SEITENAUSZUG:

Das frage ich mich ja auch. Das Gehäuse habe ich noch nicht bestellt, deshalb kann ich's dir leider nicht sagen . Aber von meinem Augenmaß her sollte ein dünner Radiator locker passen.



> Achja, wo willst du dann eigentlich Laufwerke montieren wenn du die Front mit nem Dualradi belegst?


Ich habe für den Fall der Fälle immer ein externes Laufwerk. Aber allgemein brauchen tu' ich ein Laufwerk nur bei der Installation, danach brauche ich kein Laufwerk mehr (zumindest nicht beim Arbeits-PC).



> Oder willst du eine Konstruktion ähnlich dieser*Aquatuning - Der Wasserkühlung Vollsortimenter - Aquacomputer Set Einbauwinkel für airplex XT / PRO / evo zur Montage im 5 1/4" Schacht Aquacomputer Set Einbauwinkel für airplex XT / PRO / evo zur Montage im 5 1/4" Schacht 38151
> *benutzen bzw. aus Pleximaterial bauen?


Das ist echt unglaublich! Ich habe 2 Tage lang im Internet gesucht und gesucht und nichts gefunden. Ich habe mir aber das Material leider schon gekauft . Wenn's nichts wird, besorg ich mir halt die Halterung von Aquatuning.
Vielen Dank für den Hinweis!

Viele Grüße,
Tolga

Update: Da keiner der Baugeschäfte, in denen ich war, Plexiglas in der richtigen Stärke hatte, musste ich auf Metall zurückgreifen. Ich werde mein Bestes geben, wenn's nichts wird, hole ich die Aquatuning Halterung.

Update 2: Habe inzwischen das Stahlblech zurecht geschnitten. Es ist jetzt nur furchtbar verbogen, aber das ist dann auch alles. Ich würde nur zu gerne die Aquatuning Halterung sofort holen, aber es muss noch was passieren, bevor ich bereit bin, für zwei lausige Einbauwinkel 12,90€ pro Stück, also 25,80€ + Versand für beide zu zahlen.


----------



## Seppuka (11. August 2009)

*AW: PC-P50 - Wasserkühlung*

Also anhand der Bilder und den Maßen des Gehäuses und den Maßen meiner Hardware wird, wenn überhaupt, nur einer meiner Magicool Extreme(~7cm breit mit 120er lüfter+ Fanadapter noch mehr) oben einen Platz finden. Den anderen werde ich in die front verfrachten und mittels einfacher Winkel aus dem Baumarkt (von denen bei mir jede Menge rumfliegen) montieren und kleine Gummistreifen unterlegen(Entkopplung).

AUFGABEN:
1. Welche airplex-Varianten nennt der Produkttitel im Forenauszug zur Wasserkühlung? Zähle alle auf.
2. Schreib den Forenauszug zur Wasserkühlung im PC-P50 nach seinem letzten Satz weiter.

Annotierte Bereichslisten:
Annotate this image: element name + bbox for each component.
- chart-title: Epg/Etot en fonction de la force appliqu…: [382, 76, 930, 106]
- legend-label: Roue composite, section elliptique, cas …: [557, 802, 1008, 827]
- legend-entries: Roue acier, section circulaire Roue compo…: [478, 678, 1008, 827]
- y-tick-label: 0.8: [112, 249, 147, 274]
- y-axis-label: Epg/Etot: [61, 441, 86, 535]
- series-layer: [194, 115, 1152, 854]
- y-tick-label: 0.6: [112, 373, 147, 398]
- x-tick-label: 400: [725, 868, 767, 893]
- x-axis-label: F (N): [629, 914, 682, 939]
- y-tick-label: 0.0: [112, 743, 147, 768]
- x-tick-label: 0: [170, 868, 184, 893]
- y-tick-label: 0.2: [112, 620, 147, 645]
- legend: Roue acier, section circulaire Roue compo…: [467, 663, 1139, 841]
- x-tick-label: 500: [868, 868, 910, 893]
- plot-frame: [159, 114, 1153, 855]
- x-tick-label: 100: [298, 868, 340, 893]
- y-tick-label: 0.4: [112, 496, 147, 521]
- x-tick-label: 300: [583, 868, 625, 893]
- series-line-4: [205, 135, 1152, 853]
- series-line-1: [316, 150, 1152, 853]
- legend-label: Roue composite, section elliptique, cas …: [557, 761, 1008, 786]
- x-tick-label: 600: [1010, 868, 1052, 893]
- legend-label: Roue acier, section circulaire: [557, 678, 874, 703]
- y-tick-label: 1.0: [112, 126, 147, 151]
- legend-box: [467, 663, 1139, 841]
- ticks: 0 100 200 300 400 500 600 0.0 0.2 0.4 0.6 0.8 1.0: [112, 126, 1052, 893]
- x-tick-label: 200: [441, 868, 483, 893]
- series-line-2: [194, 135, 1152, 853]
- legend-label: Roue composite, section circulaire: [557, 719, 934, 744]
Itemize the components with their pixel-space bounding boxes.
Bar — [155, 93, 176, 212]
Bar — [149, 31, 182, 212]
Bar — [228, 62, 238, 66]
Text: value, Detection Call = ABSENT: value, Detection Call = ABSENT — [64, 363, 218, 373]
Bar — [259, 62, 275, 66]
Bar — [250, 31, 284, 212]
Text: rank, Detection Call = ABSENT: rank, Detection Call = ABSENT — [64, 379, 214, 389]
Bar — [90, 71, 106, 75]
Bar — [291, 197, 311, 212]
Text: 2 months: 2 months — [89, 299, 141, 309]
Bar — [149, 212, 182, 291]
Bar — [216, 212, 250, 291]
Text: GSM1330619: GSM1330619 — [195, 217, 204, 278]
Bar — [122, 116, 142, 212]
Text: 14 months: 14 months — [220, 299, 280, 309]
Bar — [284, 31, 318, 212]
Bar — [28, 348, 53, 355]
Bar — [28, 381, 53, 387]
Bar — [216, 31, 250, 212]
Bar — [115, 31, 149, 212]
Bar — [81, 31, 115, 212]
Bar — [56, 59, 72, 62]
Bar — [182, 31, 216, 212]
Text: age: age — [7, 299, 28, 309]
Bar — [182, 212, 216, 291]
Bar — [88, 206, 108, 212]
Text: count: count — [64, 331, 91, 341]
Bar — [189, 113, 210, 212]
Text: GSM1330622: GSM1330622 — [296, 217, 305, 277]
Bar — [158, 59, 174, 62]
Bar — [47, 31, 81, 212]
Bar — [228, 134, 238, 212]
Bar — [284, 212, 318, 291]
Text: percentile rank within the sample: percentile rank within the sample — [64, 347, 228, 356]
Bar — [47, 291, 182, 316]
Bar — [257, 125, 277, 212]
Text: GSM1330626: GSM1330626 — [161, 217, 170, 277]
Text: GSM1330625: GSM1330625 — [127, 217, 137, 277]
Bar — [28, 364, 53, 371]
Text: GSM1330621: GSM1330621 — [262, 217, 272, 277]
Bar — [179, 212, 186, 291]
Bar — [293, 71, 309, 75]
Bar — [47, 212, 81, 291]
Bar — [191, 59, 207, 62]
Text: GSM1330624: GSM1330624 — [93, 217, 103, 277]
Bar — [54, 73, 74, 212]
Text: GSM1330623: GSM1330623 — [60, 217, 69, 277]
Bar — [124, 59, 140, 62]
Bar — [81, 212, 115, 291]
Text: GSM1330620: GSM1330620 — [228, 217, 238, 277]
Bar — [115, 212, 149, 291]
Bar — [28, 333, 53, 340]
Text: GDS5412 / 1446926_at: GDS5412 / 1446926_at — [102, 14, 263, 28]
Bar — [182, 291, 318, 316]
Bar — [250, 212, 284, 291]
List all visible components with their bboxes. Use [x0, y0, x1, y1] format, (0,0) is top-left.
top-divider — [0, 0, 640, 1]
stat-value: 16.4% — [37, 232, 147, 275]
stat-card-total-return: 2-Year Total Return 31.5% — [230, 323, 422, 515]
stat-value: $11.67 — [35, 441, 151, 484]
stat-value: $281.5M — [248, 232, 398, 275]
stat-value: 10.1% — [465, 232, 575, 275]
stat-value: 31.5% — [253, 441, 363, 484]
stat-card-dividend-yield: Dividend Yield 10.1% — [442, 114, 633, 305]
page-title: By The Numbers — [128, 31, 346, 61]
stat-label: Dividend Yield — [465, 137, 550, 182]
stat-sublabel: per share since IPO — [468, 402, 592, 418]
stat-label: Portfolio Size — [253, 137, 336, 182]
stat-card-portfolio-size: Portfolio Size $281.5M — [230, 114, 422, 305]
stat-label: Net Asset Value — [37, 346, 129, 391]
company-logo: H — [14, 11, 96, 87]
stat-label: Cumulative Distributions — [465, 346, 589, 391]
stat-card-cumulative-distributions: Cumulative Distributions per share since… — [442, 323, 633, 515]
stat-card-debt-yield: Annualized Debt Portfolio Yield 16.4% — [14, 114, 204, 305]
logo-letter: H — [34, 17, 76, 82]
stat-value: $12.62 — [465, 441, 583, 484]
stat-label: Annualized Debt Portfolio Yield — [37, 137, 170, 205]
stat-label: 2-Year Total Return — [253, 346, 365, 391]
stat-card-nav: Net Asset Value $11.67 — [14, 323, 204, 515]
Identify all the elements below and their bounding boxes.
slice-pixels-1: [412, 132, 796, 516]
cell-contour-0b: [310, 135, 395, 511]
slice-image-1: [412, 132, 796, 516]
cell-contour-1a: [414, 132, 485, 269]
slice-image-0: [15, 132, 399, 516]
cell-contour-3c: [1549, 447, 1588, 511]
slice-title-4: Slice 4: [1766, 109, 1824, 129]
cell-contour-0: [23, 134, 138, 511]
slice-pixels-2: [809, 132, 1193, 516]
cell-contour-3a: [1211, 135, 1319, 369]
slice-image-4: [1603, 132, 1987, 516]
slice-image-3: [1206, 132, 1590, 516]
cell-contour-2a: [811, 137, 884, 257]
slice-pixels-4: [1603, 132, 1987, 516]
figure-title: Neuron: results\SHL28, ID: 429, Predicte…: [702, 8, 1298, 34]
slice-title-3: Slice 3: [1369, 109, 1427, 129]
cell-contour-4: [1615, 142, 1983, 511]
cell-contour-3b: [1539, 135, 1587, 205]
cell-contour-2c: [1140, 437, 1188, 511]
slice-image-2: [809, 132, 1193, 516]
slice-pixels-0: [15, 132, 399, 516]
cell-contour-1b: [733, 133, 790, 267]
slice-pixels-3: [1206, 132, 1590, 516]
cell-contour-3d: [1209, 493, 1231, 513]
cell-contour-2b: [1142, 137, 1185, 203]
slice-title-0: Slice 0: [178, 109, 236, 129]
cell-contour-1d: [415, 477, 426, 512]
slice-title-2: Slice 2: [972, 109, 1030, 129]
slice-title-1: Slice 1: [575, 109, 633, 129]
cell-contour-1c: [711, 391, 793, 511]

ERGEBNISSE JE AUFGABE:
1. XT, PRO, evo

2.
Wird schon alles irgendwie reinpassen. Hauptsache wieder ein guter leichter Alu-Midi. Hatte vorher ein super schweres unhandliches Thermaltake Mozart TX, nicht zu empfehlen, aber genug off-topic...

Morgen kommt alles, ich schreib hier dann noch wie ich es dann gelöst habe.

PS: Externes Laufwerk, hmm , würde auch meiner Nutzung Entsprechen, werde ich mir anschauen, gute idee.

MfG

Seppuka

Ach, ja, die genauen Maße innen (HDD-Käfig, Top Lüfterbereich u.s.w) werde ich dann auch posten


----------



## tolga9009 (11. August 2009)

*AW: PC-P50 - Wasserkühlung*

Danke für deinen Beitrag!



> Also anhand der Bilder und den Maßen des Gehäuses und den Maßen meiner Hardware wird, wenn überhaupt, nur einer meiner Magicool Extreme(~7cm breit mit 120er lüfter+ Fanadapter noch mehr) oben einen Platz finden.


Wenn die Kühler auf deinem Mainboard nicht mit dem Radiator in Berührung kommen, wäre es möglich, einen 2 x 140mm Radiator reinzusetzen, rein theoretisch. Das sieht man auch sehr gut auf dem folgenden Bild:

http://home.teleos-web.de/acakir/pcgh/1.jpg

Sollte aber der Kühler mit dem Mainboard in Berührung kommen, müsstest du auf einen dünneren Radiator à "Hardware Labs Black Ice GT Stealth Edition" oder sowas umsteigen.

Beim Front Radiator habe ich mir sogar überlegt, vielleicht sogar zwei dünne 280mm hintereinander, mit einem Lüfter dazwischen, anzubringen. Solange man nicht mehr als 3 Festplatten hat und kein Laufwerk benötigt, kann man mit einem solch kleinen Gehäuse (relativ gesehen zum Vorhaben) echt viel anfangen!

Die Halterung ist schon fast fertig! Ich habe den 1mm Stahl mit einer Blechschere (habe Blasen an den Händen ) erstmal ordentlich in Form geschnitten, muss jetzt nur noch den Stahlblech wieder gerade pressen und Löcher bohren. Zudem sieht es nichtmal schlecht aus . Am Donnerstag soll's weitergehen.



> Den anderen werde ich in die front verfrachten und mittels einfacher Winkel aus dem Baumarkt (von denen bei mir jede Menge rumfliegen) montieren und kleine Gummistreifen unterlegen(Entkopplung).


Auch eine sehr gute Idee. Ich hatte es auch vor, nur fand ich es etwas "billig", stumpfe L-Winkel zu nehmen. Werde es aber wahrscheinlich auch tun müssen (die 25€ für die Einbauwinkel von Aquacomputer sind's mir einfach nicht wert), wenn's mit meinen Einbauwinkel nicht klappt. Ich habe auch die "perfekten" Einbauwinkel gefunden, jedoch sind die nur für den OEM Markt bestimmt . Habe trotzdem eine E-Mail an den Hersteller geschrieben, mal schaun, was der dazu sagt.



> Hauptsache wieder ein guter leichter Alu-Midi.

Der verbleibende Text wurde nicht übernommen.